**Set problem**
Check each line for the word "смысла" and give how many have it. Say nothing else.

***

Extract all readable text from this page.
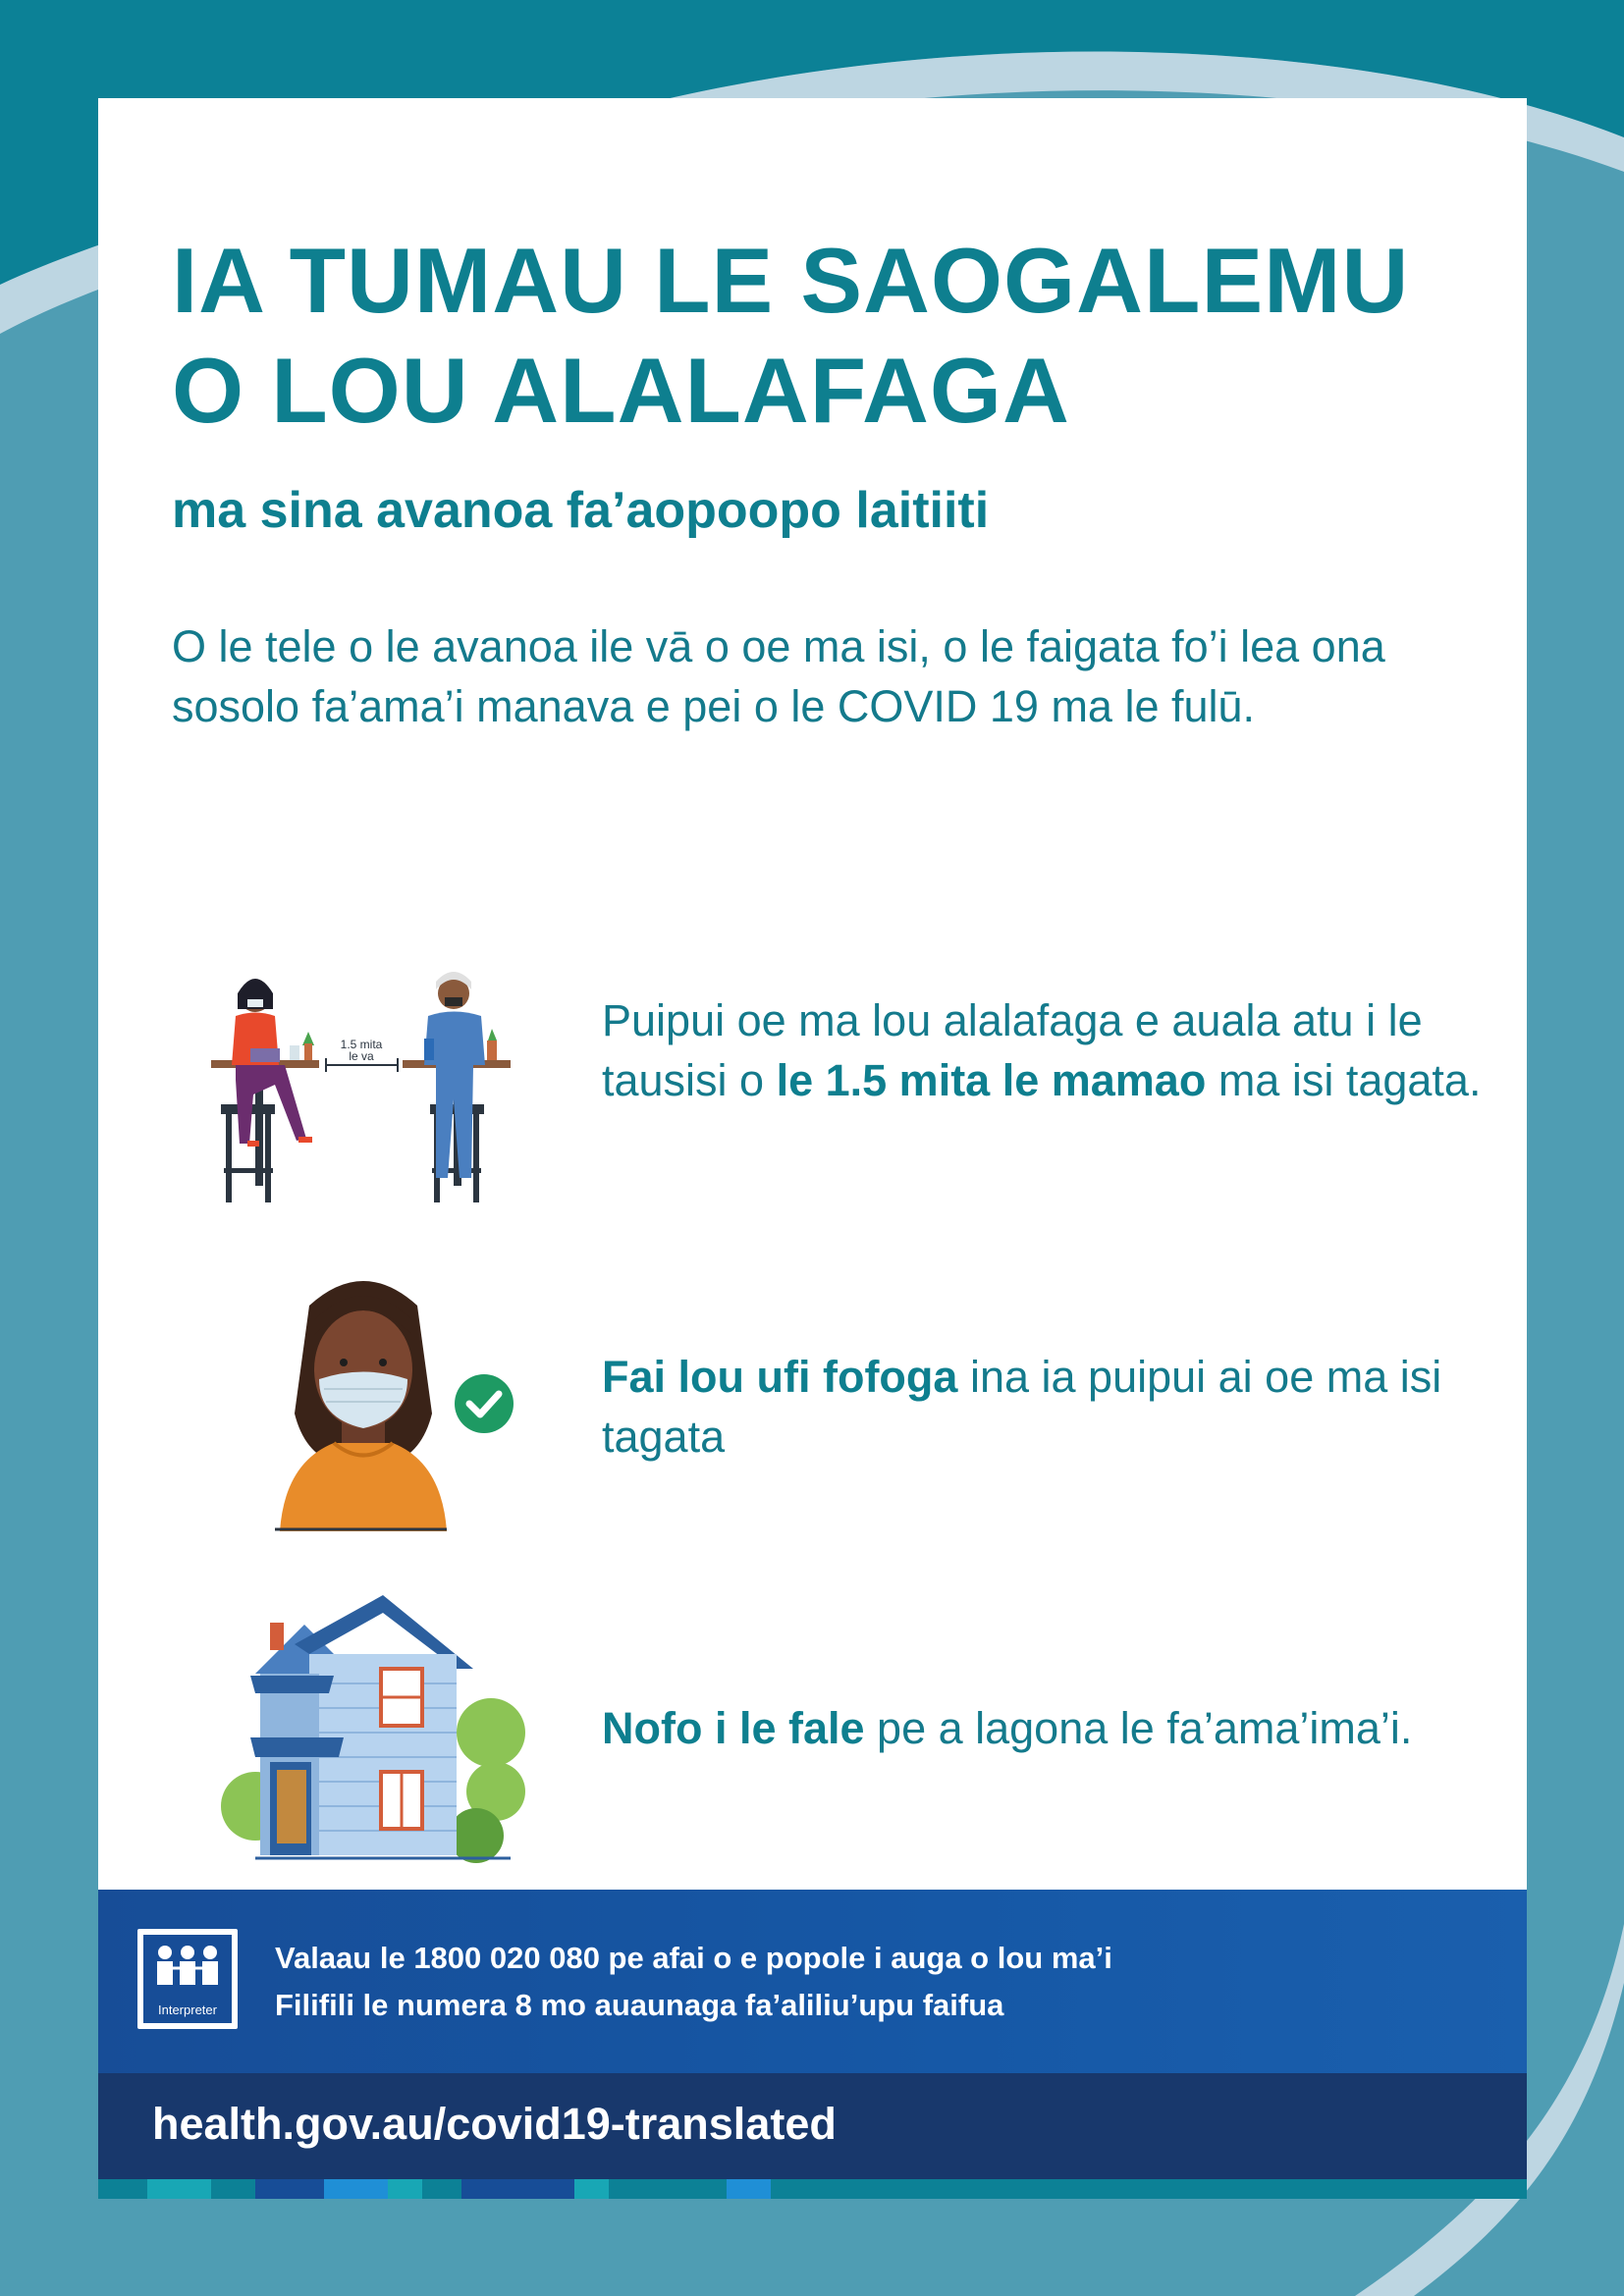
IA TUMAU LE SAOGALEMU
O LOU ALALAFAGA
ma sina avanoa fa’aopoopo laitiiti

O le tele o le avanoa ile vā o oe ma isi, o le faigata fo’i lea ona sosolo fa’ama’i manava e pei o le COVID 19 ma le fulū.

1.5 mita
le va

Puipui oe ma lou alalafaga e auala atu i le tausisi o le 1.5 mita le mamao ma isi tagata.

Fai lou ufi fofoga ina ia puipui ai oe ma isi tagata

Nofo i le fale pe a lagona le fa’ama’ima’i.

Interpreter

Valaau le 1800 020 080 pe afai o e popole i auga o lou ma’i
Filifili le numera 8 mo auaunaga fa’aliliu’upu faifua

health.gov.au/covid19-translated
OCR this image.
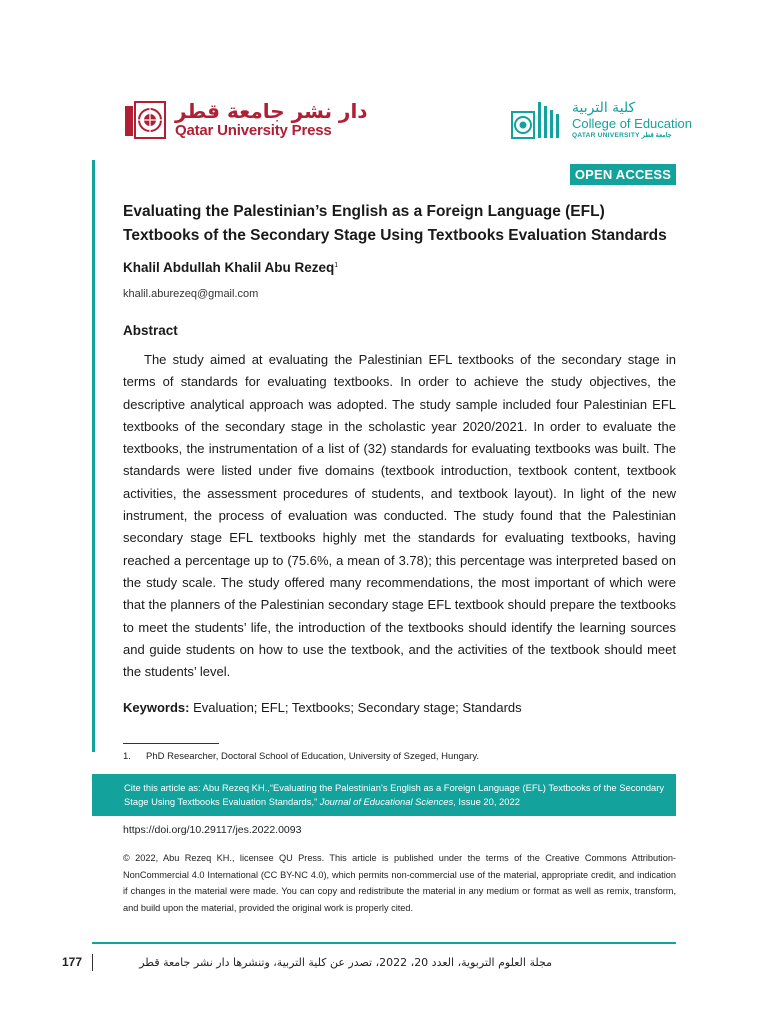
دار نشر جامعة قطر
Qatar University Press
كلية التربية
College of Education
QATAR UNIVERSITY جامعة قطر
OPEN ACCESS
Evaluating the Palestinian’s English as a Foreign Language (EFL) Textbooks of the Secondary Stage Using Textbooks Evaluation Standards
Khalil Abdullah Khalil Abu Rezeq$^1$
khalil.aburezeq@gmail.com
Abstract

The study aimed at evaluating the Palestinian EFL textbooks of the secondary stage in terms of standards for evaluating textbooks. In order to achieve the study objectives, the descriptive analytical approach was adopted. The study sample included four Palestinian EFL textbooks of the secondary stage in the scholastic year 2020/2021. In order to evaluate the textbooks, the instrumentation of a list of (32) standards for evaluating textbooks was built. The standards were listed under five domains (textbook introduction, textbook content, textbook activities, the assessment procedures of students, and textbook layout). In light of the new instrument, the process of evaluation was conducted. The study found that the Palestinian secondary stage EFL textbooks highly met the standards for evaluating textbooks, having reached a percentage up to (75.6%, a mean of 3.78); this percentage was interpreted based on the study scale. The study offered many recommendations, the most important of which were that the planners of the Palestinian secondary stage EFL textbook should prepare the textbooks to meet the students’ life, the introduction of the textbooks should identify the learning sources and guide students on how to use the textbook, and the activities of the textbook should meet the students’ level.

Keywords: Evaluation; EFL; Textbooks; Secondary stage; Standards

1. PhD Researcher, Doctoral School of Education, University of Szeged, Hungary.
Cite this article as: Abu Rezeq KH.,“Evaluating the Palestinian’s English as a Foreign Language (EFL) Textbooks of the Secondary Stage Using Textbooks Evaluation Standards,” Journal of Educational Sciences, Issue 20, 2022
https://doi.org/10.29117/jes.2022.0093

© 2022, Abu Rezeq KH., licensee QU Press. This article is published under the terms of the Creative Commons Attribution-NonCommercial 4.0 International (CC BY-NC 4.0), which permits non-commercial use of the material, appropriate credit, and indication if changes in the material were made. You can copy and redistribute the material in any medium or format as well as remix, transform, and build upon the material, provided the original work is properly cited.

177	مجلة العلوم التربوية، العدد 20، 2022، تصدر عن كلية التربية، وتنشرها دار نشر جامعة قطر
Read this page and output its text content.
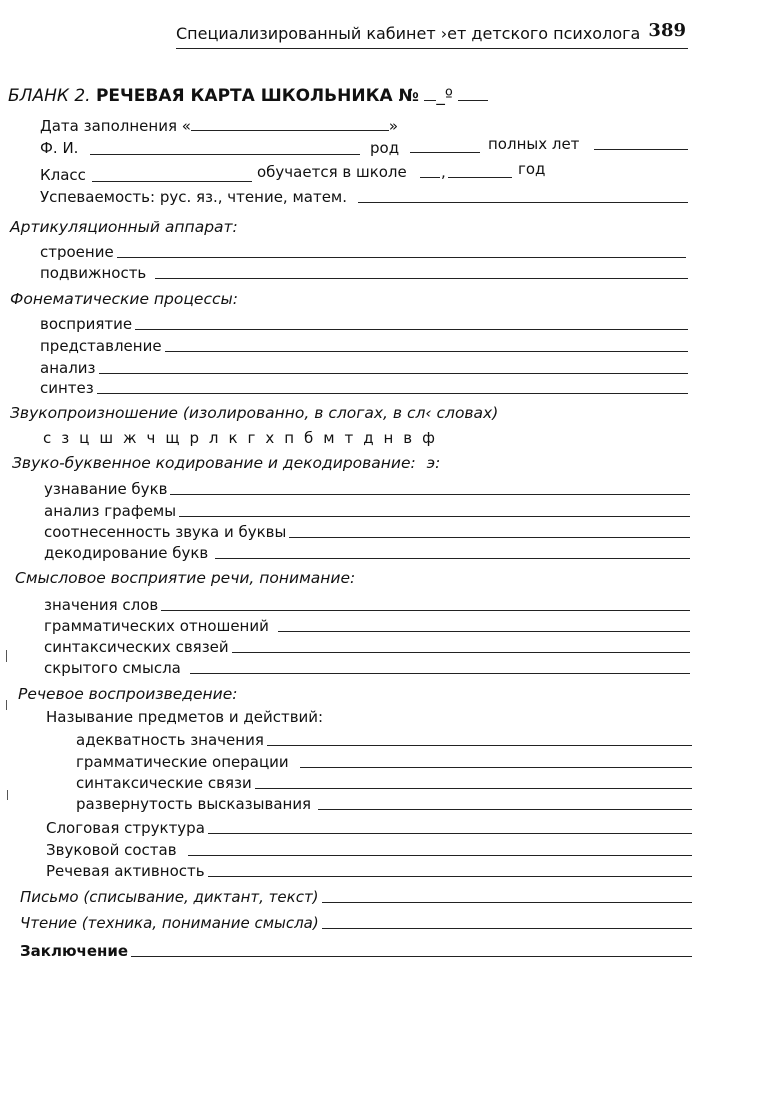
Специализированный кабинет ›ет детского психолога 389
БЛАНК 2. РЕЧЕВАЯ КАРТА ШКОЛЬНИКА № _º
Дата заполнения «	»
Ф. И.	род	полных лет
Класс	обучается в школе ,	год
Успеваемость: рус. яз., чтение, матем.
Артикуляционный аппарат:
строение
подвижность
Фонематические процессы:
восприятие
представление
анализ
синтез
Звукопроизношение (изолированно, в слогах, в сл‹ словах)
с з ц ш ж ч щ р л к г х п б м т д н в ф
Звуко-буквенное кодирование и декодирование: э:
узнавание букв
анализ графемы
соотнесенность звука и буквы
декодирование букв
Смысловое восприятие речи, понимание:
значения слов
грамматических отношений
синтаксических связей
скрытого смысла
Речевое воспроизведение:
Называние предметов и действий:
адекватность значения
грамматические операции
синтаксические связи
развернутость высказывания
Слоговая структура
Звуковой состав
Речевая активность
Письмо (списывание, диктант, текст)
Чтение (техника, понимание смысла)
Заключение
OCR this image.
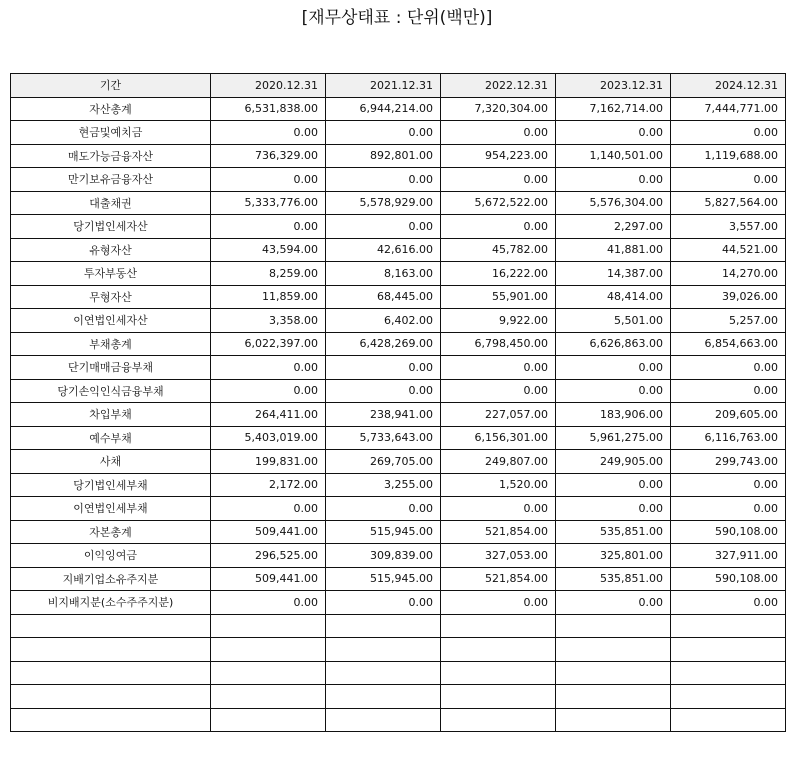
[재무상태표 : 단위(백만)]
기간	2020.12.31	2021.12.31	2022.12.31	2023.12.31	2024.12.31
자산총계	6,531,838.00	6,944,214.00	7,320,304.00	7,162,714.00	7,444,771.00
현금및예치금	0.00	0.00	0.00	0.00	0.00
매도가능금융자산	736,329.00	892,801.00	954,223.00	1,140,501.00	1,119,688.00
만기보유금융자산	0.00	0.00	0.00	0.00	0.00
대출채권	5,333,776.00	5,578,929.00	5,672,522.00	5,576,304.00	5,827,564.00
당기법인세자산	0.00	0.00	0.00	2,297.00	3,557.00
유형자산	43,594.00	42,616.00	45,782.00	41,881.00	44,521.00
투자부동산	8,259.00	8,163.00	16,222.00	14,387.00	14,270.00
무형자산	11,859.00	68,445.00	55,901.00	48,414.00	39,026.00
이연법인세자산	3,358.00	6,402.00	9,922.00	5,501.00	5,257.00
부채총계	6,022,397.00	6,428,269.00	6,798,450.00	6,626,863.00	6,854,663.00
단기매매금융부채	0.00	0.00	0.00	0.00	0.00
당기손익인식금융부채	0.00	0.00	0.00	0.00	0.00
차입부채	264,411.00	238,941.00	227,057.00	183,906.00	209,605.00
예수부채	5,403,019.00	5,733,643.00	6,156,301.00	5,961,275.00	6,116,763.00
사채	199,831.00	269,705.00	249,807.00	249,905.00	299,743.00
당기법인세부채	2,172.00	3,255.00	1,520.00	0.00	0.00
이연법인세부채	0.00	0.00	0.00	0.00	0.00
자본총계	509,441.00	515,945.00	521,854.00	535,851.00	590,108.00
이익잉여금	296,525.00	309,839.00	327,053.00	325,801.00	327,911.00
지배기업소유주지분	509,441.00	515,945.00	521,854.00	535,851.00	590,108.00
비지배지분(소수주주지분)	0.00	0.00	0.00	0.00	0.00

***

**Written reply**
2